◆ **Goal of the exercise**: Look through the records below and collect all lines that hold the string "成本低等优点".

◆ **Data section**:
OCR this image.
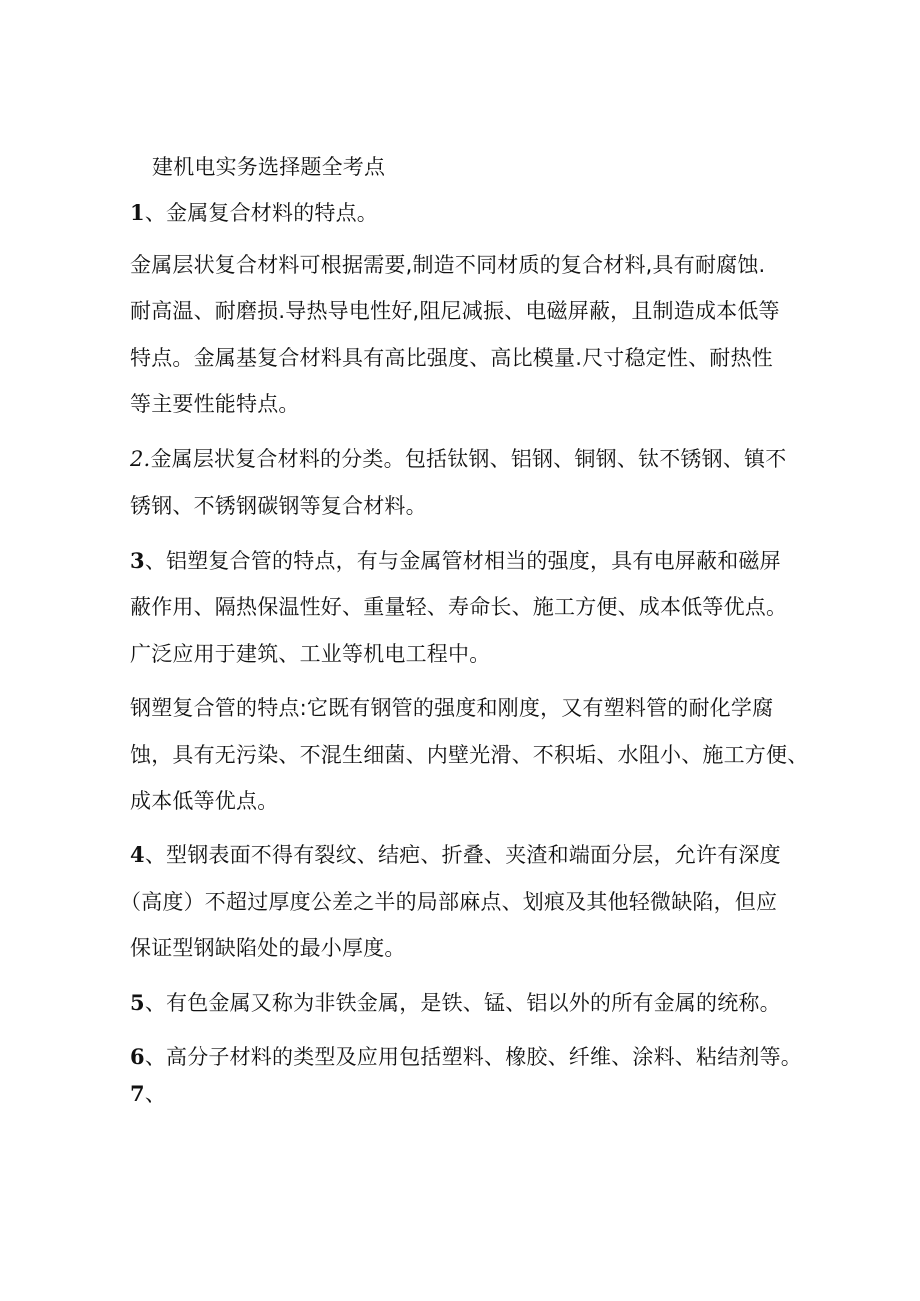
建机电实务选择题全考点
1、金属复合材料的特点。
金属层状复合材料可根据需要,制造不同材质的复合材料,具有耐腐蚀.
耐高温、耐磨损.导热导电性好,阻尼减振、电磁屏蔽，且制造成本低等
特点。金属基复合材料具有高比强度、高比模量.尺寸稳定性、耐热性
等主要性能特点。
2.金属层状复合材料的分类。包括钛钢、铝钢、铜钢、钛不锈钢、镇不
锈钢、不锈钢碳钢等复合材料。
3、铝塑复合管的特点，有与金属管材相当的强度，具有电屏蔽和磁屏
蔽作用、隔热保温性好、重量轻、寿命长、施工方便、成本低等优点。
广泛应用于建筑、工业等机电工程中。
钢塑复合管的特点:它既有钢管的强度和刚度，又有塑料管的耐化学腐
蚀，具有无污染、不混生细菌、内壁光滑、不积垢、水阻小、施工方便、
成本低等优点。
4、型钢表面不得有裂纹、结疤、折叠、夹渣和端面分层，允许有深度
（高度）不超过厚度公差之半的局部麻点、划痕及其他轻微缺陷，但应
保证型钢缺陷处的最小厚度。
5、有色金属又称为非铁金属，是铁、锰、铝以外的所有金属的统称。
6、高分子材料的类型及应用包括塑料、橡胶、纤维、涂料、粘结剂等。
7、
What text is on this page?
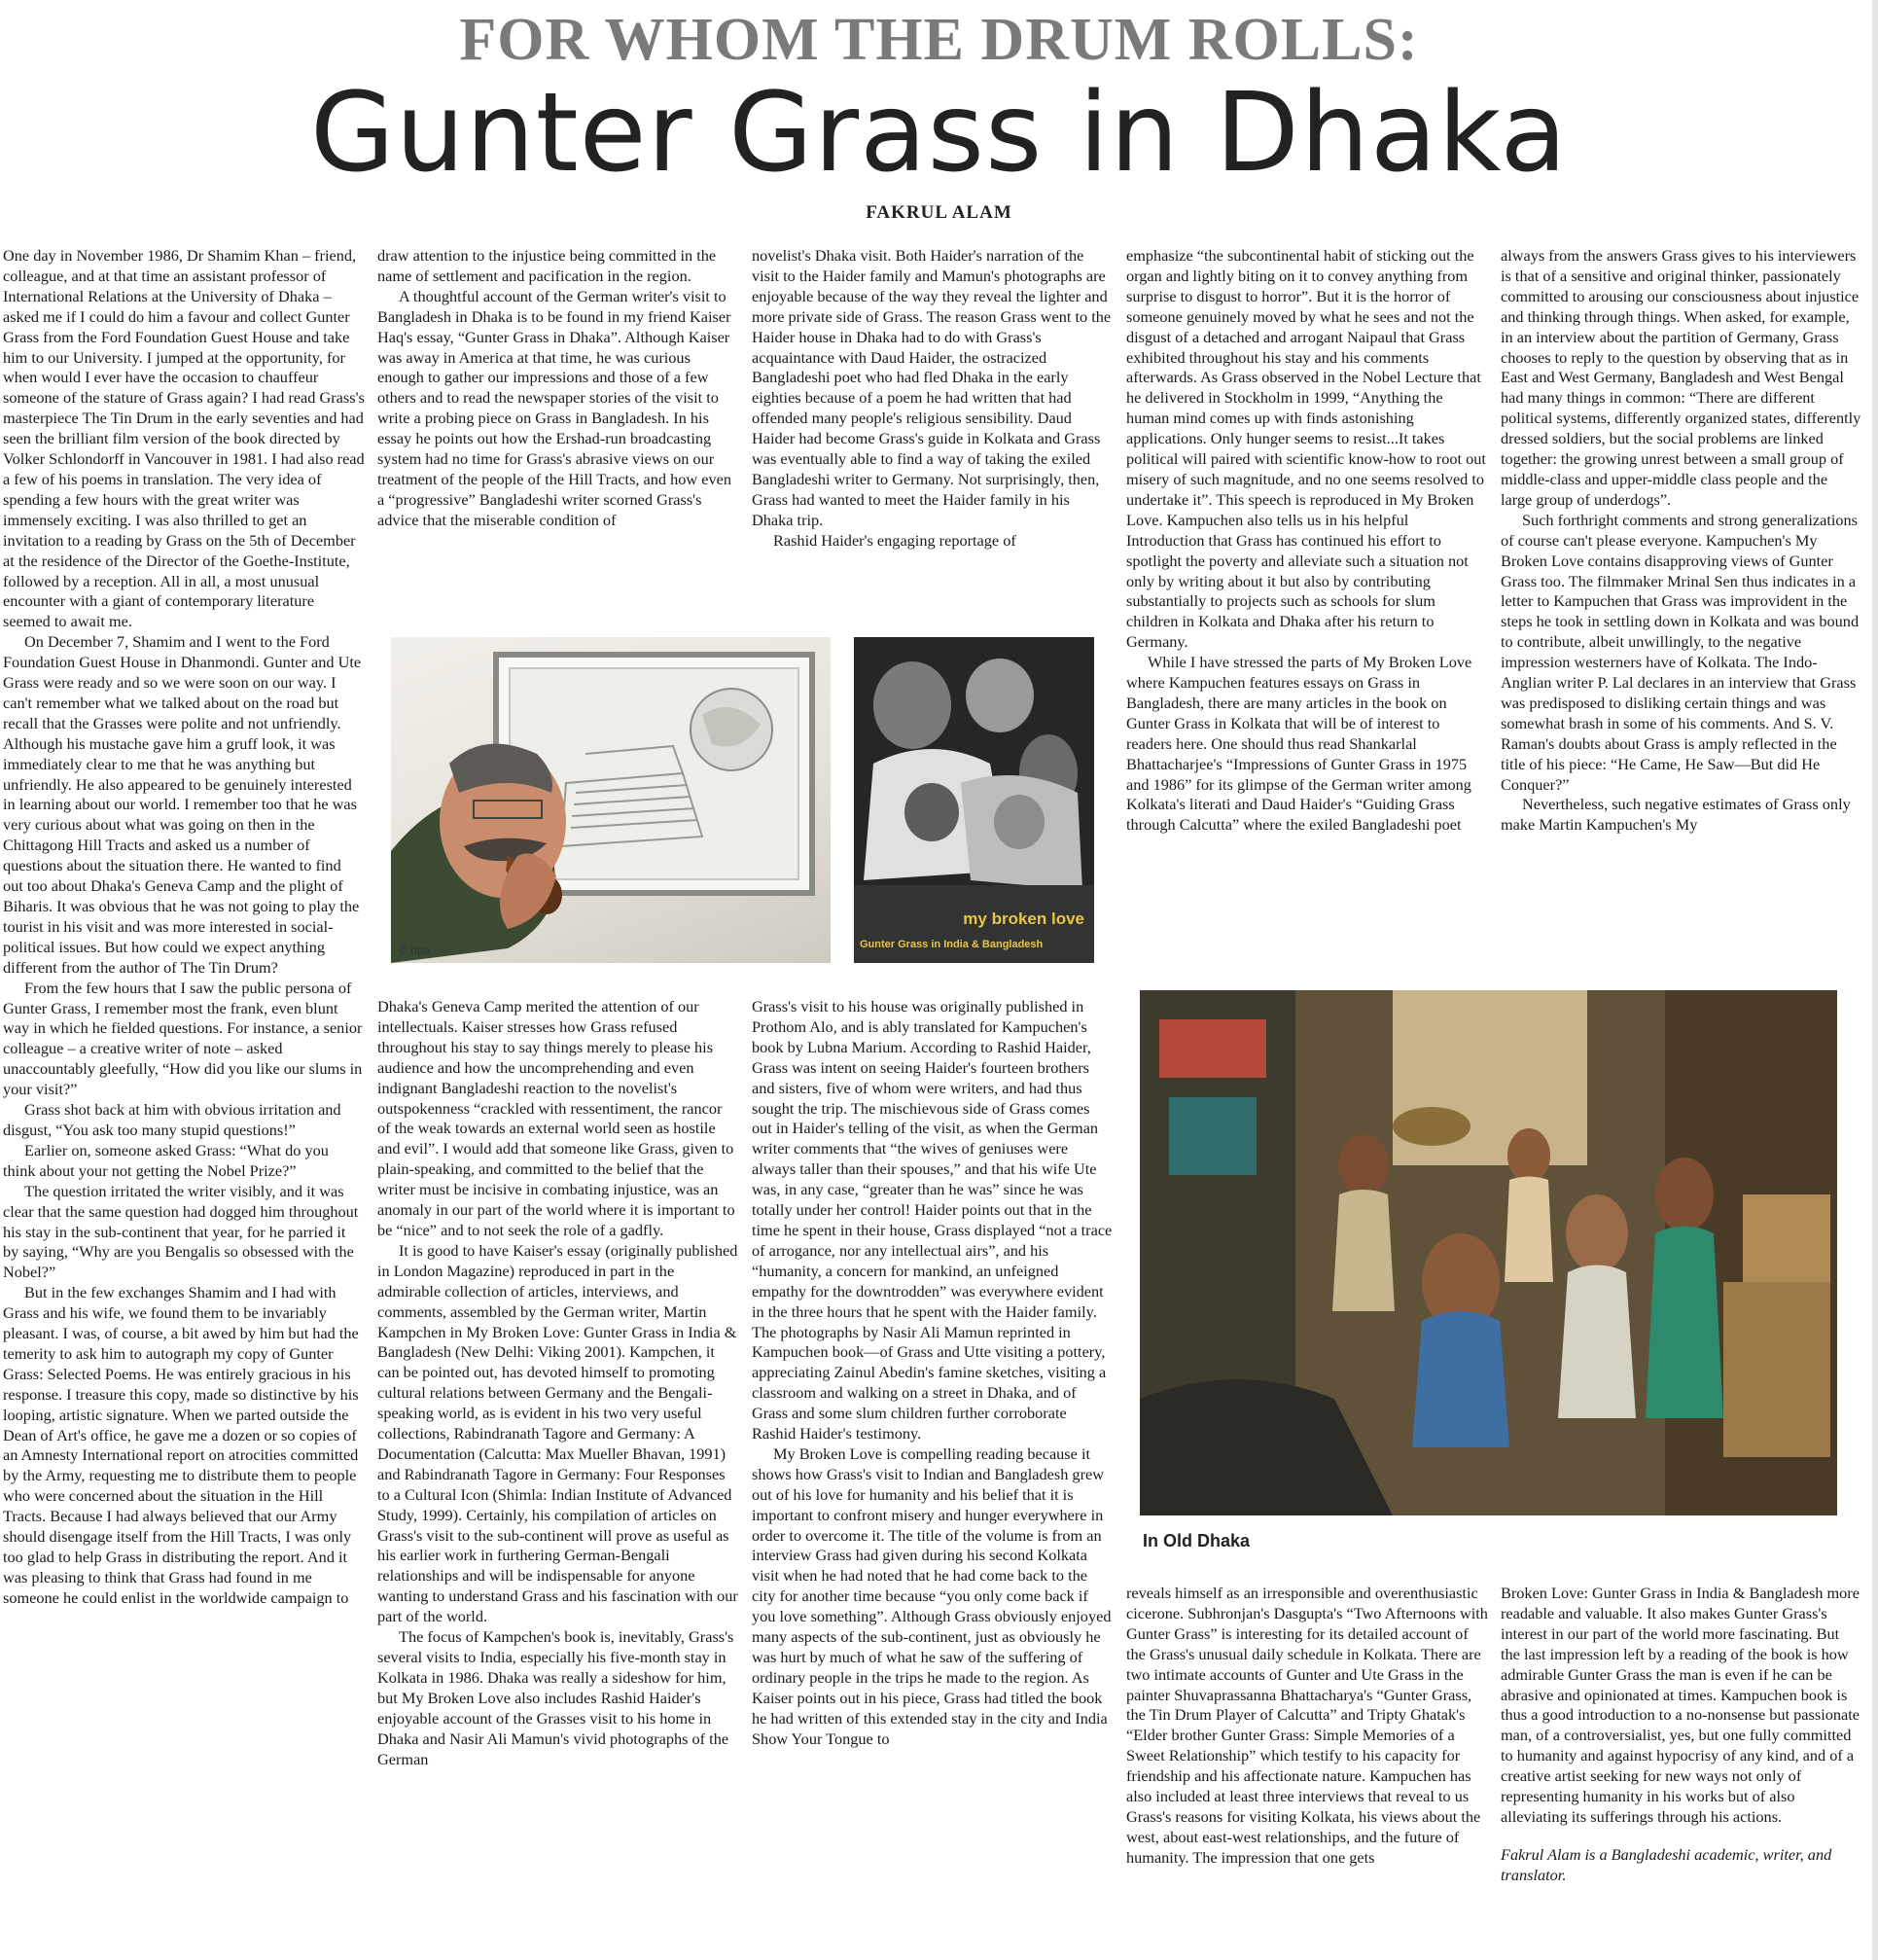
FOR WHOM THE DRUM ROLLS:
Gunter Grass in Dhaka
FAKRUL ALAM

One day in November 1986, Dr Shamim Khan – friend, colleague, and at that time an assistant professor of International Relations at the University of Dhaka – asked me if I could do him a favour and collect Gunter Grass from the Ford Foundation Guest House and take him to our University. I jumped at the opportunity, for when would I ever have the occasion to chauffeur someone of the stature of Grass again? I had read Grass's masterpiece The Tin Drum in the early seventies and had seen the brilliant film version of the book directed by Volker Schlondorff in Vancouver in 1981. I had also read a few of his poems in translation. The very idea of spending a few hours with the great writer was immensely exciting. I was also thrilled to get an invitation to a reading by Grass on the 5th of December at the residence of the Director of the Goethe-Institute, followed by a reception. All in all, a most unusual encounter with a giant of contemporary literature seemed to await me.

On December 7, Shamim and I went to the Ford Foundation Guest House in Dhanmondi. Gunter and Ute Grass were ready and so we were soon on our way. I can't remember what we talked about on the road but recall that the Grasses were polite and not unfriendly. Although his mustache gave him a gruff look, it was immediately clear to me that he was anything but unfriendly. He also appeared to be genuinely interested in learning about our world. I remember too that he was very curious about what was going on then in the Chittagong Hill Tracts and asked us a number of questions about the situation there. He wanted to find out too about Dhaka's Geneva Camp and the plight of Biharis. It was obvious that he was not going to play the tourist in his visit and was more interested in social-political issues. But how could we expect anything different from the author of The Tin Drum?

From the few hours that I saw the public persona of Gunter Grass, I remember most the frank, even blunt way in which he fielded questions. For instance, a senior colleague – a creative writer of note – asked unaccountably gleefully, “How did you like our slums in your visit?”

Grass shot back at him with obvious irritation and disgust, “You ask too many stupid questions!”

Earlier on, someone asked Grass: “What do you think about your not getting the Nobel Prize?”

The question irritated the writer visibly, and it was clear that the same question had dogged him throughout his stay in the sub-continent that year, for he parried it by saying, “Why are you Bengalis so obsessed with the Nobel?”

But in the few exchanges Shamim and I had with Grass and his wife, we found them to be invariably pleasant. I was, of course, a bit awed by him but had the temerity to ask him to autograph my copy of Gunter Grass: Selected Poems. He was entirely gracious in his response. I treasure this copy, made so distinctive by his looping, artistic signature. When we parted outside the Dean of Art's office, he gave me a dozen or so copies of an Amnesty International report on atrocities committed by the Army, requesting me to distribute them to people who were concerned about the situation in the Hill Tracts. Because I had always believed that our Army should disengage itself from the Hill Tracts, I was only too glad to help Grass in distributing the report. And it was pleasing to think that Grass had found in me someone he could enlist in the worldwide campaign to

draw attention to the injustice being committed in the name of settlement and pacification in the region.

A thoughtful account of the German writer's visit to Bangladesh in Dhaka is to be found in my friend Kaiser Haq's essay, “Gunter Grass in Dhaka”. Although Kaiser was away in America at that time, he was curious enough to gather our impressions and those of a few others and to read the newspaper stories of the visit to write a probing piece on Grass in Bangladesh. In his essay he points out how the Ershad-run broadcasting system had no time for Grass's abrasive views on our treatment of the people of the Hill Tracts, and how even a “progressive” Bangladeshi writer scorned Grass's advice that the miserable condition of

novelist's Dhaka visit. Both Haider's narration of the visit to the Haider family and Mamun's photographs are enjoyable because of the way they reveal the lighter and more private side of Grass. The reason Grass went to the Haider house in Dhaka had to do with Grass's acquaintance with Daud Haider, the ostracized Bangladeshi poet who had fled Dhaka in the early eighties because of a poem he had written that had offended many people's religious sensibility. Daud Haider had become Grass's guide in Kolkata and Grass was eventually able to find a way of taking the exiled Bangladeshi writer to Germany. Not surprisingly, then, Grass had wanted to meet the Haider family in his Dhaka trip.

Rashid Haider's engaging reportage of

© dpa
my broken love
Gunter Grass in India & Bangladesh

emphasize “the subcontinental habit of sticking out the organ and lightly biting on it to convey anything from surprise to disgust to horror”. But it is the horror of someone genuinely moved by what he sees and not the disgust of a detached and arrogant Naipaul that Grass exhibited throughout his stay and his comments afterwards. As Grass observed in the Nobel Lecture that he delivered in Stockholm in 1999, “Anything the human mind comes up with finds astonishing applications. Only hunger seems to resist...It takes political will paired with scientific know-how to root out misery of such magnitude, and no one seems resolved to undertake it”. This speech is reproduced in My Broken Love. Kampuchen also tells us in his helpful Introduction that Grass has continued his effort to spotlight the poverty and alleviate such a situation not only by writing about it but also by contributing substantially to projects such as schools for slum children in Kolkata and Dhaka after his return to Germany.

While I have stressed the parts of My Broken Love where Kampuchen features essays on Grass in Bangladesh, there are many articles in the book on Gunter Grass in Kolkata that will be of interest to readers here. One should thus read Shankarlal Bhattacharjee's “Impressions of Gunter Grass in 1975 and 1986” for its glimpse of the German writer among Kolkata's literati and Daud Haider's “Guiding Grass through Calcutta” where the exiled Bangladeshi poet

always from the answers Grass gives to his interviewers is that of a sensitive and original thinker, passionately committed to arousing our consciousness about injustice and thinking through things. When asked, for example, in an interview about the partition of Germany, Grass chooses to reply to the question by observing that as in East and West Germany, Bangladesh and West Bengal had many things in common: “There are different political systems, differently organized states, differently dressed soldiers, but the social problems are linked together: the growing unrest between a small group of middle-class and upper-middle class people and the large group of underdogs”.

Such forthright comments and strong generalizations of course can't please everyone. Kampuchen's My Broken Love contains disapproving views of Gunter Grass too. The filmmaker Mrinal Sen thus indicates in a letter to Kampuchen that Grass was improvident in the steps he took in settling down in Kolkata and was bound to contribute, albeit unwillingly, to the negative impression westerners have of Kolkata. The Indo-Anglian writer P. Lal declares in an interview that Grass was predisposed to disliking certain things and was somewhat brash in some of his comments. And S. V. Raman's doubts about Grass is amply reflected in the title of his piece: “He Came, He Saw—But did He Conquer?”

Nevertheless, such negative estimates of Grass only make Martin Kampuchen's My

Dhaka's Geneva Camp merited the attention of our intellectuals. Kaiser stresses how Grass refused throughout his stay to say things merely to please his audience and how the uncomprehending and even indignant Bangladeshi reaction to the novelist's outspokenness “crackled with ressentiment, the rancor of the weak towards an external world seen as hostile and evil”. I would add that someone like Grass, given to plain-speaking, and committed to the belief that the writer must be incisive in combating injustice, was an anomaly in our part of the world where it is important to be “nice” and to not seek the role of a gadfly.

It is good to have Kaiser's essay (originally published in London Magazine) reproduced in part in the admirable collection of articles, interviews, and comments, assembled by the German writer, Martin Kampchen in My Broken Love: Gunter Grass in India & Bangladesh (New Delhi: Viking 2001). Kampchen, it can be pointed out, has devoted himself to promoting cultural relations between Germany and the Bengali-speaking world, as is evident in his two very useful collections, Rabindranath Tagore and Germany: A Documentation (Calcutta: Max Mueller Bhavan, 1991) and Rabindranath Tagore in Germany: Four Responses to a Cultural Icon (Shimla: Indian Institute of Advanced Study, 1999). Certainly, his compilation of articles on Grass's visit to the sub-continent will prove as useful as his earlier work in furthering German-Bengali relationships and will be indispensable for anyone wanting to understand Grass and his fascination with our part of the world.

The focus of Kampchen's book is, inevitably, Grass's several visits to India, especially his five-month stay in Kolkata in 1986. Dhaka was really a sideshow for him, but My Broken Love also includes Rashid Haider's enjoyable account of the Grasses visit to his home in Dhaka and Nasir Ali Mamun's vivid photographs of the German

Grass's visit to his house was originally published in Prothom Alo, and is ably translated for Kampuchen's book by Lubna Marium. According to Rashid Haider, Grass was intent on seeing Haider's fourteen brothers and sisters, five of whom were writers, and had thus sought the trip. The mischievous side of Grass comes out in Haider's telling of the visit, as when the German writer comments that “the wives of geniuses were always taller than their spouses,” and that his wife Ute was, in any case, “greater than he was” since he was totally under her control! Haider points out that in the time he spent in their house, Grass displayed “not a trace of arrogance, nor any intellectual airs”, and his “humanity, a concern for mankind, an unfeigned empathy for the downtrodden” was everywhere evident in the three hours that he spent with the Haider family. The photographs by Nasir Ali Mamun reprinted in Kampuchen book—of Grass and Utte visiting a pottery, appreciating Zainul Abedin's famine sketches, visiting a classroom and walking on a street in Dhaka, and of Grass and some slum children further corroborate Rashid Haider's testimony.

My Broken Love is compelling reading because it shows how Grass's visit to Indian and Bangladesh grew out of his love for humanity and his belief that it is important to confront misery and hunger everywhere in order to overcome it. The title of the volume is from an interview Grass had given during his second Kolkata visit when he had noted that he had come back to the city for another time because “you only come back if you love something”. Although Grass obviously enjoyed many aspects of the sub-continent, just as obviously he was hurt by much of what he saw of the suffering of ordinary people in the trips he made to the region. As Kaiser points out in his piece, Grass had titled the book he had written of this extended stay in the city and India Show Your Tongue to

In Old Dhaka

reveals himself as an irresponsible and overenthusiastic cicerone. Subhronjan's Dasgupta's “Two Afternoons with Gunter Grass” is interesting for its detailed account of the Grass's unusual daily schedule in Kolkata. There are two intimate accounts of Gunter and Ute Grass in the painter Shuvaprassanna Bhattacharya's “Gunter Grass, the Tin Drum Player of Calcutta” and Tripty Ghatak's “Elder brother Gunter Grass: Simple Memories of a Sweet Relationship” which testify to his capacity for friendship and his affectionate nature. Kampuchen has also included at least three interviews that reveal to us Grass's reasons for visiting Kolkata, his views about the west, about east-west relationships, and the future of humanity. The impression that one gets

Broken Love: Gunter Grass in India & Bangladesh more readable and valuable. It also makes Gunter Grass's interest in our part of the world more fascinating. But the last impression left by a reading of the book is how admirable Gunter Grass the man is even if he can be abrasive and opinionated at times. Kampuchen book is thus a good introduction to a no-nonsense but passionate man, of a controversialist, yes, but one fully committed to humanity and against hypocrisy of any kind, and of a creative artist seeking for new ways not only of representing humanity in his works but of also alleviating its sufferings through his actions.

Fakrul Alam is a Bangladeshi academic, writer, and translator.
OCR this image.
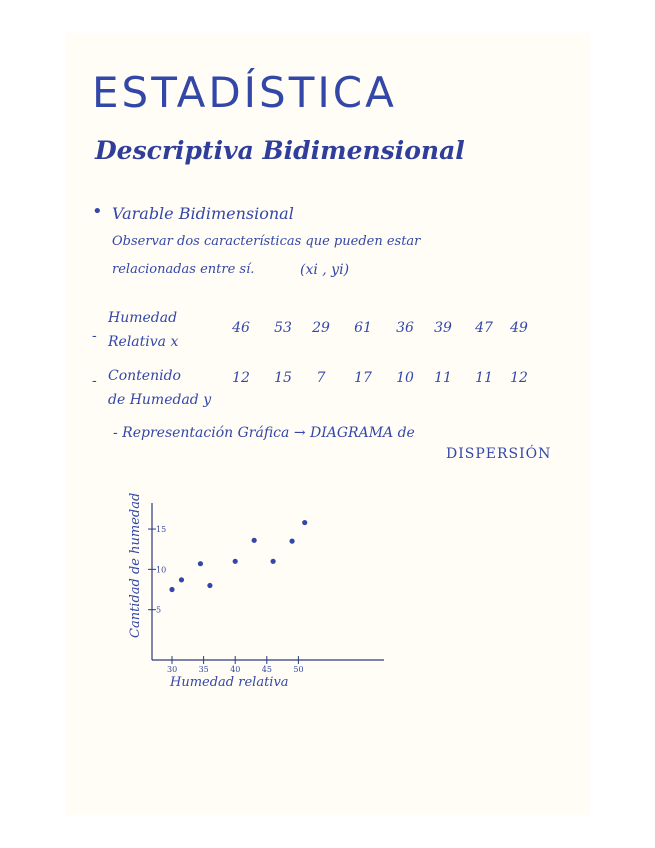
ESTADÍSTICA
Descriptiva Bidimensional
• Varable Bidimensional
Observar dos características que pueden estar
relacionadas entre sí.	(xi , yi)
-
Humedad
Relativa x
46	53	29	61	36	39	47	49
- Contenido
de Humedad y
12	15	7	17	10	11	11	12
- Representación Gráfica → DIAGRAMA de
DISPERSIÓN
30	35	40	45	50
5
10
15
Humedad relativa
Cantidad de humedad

◆ **Expected output**:
蔽作用、隔热保温性好、重量轻、寿命长、施工方便、成本低等优点。
成本低等优点。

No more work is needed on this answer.